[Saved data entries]
"""

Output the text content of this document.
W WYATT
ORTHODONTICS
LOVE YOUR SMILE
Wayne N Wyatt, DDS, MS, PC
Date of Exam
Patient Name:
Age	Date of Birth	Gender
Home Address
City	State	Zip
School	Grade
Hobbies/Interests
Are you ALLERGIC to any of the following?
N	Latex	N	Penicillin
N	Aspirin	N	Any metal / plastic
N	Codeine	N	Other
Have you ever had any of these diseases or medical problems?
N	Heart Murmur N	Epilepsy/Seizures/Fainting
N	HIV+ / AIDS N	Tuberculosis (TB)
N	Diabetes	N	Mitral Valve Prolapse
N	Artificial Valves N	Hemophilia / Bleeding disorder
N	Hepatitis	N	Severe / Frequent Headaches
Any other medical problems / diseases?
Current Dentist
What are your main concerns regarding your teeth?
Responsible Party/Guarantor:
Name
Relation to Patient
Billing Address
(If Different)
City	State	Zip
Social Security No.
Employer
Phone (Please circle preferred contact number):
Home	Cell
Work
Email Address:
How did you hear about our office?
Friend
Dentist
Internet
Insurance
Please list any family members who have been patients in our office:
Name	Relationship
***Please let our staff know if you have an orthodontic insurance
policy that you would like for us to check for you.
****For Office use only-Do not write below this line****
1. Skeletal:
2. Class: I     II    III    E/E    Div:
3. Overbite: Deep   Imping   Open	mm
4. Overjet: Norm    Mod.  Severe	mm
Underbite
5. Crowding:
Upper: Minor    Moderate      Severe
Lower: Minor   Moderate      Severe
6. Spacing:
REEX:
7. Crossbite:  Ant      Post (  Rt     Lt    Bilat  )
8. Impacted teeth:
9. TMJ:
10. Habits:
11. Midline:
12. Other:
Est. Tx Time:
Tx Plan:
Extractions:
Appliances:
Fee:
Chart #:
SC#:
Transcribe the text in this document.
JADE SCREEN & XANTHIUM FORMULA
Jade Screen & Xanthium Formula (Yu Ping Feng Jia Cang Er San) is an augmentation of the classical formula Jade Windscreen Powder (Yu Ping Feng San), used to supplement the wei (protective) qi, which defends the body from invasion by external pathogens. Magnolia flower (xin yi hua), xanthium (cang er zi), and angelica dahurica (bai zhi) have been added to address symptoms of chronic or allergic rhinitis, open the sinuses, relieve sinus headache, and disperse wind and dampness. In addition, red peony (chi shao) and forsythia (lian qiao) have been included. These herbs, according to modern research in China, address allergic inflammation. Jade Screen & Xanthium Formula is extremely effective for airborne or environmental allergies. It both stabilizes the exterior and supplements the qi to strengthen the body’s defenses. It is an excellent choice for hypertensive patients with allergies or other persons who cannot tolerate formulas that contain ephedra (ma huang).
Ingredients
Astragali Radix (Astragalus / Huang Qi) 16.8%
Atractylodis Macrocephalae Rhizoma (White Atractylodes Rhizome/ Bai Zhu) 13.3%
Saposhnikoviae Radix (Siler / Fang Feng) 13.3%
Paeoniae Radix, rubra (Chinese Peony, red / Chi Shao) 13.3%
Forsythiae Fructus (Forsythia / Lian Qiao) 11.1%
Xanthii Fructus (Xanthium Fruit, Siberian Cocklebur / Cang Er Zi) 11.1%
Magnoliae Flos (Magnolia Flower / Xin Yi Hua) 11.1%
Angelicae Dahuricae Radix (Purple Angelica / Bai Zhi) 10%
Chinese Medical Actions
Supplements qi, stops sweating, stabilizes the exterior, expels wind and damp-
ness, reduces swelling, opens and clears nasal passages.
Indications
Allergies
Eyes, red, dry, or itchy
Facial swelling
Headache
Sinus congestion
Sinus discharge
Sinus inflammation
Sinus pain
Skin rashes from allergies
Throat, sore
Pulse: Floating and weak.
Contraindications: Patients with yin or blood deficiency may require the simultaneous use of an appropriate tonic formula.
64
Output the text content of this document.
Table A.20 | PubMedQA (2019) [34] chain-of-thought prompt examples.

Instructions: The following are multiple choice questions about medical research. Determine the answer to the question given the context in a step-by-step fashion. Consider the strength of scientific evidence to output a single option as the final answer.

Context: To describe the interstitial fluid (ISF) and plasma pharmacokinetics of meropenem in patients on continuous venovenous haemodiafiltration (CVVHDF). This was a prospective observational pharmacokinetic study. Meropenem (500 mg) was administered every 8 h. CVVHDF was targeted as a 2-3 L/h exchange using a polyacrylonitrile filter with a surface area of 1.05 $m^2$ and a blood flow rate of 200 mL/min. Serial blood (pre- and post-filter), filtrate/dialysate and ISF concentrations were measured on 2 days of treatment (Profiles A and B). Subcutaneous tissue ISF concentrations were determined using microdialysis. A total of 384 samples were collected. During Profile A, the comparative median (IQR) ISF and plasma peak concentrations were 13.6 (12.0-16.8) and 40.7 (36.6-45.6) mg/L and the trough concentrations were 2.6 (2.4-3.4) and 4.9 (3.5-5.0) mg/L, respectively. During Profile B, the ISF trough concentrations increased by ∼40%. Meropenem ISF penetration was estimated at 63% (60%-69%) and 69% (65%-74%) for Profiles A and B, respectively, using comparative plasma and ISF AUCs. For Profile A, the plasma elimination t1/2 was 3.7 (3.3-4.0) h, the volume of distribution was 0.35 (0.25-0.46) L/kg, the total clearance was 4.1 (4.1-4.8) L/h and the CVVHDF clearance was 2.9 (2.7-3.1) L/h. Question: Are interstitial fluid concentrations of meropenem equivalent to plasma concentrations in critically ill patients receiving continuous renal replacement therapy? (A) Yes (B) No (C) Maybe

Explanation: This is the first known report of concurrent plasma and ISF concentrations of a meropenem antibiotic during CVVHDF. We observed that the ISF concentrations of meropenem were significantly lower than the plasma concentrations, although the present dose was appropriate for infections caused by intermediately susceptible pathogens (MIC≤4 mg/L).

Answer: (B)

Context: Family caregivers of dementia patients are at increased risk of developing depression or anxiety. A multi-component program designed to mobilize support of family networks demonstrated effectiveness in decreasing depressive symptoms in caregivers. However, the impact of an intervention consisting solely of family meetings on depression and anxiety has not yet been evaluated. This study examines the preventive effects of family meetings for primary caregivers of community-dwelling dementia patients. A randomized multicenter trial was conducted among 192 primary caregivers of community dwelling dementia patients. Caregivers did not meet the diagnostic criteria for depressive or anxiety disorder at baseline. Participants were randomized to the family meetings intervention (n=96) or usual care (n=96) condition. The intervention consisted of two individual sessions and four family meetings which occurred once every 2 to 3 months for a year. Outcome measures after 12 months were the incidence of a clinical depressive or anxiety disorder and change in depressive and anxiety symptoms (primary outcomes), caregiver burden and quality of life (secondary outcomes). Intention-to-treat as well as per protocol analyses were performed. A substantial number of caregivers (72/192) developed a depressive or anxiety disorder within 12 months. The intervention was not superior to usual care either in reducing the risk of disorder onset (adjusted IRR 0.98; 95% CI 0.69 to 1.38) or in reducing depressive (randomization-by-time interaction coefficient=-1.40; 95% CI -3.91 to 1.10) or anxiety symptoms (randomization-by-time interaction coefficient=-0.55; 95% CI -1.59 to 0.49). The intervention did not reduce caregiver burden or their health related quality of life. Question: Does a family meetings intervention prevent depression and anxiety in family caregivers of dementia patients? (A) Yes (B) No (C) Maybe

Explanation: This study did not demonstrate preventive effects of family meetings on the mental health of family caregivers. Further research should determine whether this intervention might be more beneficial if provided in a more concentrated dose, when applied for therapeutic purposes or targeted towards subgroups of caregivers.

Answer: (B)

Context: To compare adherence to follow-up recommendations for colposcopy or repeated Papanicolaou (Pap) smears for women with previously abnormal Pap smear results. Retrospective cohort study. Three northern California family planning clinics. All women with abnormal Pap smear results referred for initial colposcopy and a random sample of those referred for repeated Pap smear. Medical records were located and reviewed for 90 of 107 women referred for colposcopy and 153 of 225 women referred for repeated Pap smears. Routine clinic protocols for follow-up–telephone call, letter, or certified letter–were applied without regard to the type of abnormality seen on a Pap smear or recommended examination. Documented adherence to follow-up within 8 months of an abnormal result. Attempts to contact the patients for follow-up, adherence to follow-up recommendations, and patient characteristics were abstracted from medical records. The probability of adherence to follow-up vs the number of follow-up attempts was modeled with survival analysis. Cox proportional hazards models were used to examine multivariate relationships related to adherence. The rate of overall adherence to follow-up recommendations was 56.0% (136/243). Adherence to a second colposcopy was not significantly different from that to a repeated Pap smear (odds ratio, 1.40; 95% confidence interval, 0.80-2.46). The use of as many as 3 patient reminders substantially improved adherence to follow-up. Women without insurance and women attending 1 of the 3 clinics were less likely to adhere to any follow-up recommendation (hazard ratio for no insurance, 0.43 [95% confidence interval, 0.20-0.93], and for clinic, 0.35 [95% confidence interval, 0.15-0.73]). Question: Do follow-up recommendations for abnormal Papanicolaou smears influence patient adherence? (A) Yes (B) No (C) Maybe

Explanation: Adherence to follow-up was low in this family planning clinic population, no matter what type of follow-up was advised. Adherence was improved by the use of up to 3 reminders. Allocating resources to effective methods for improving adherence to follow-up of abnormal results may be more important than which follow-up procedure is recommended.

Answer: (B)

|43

"""

Each line of the data that contains "than" should be counted; please give only the number.

2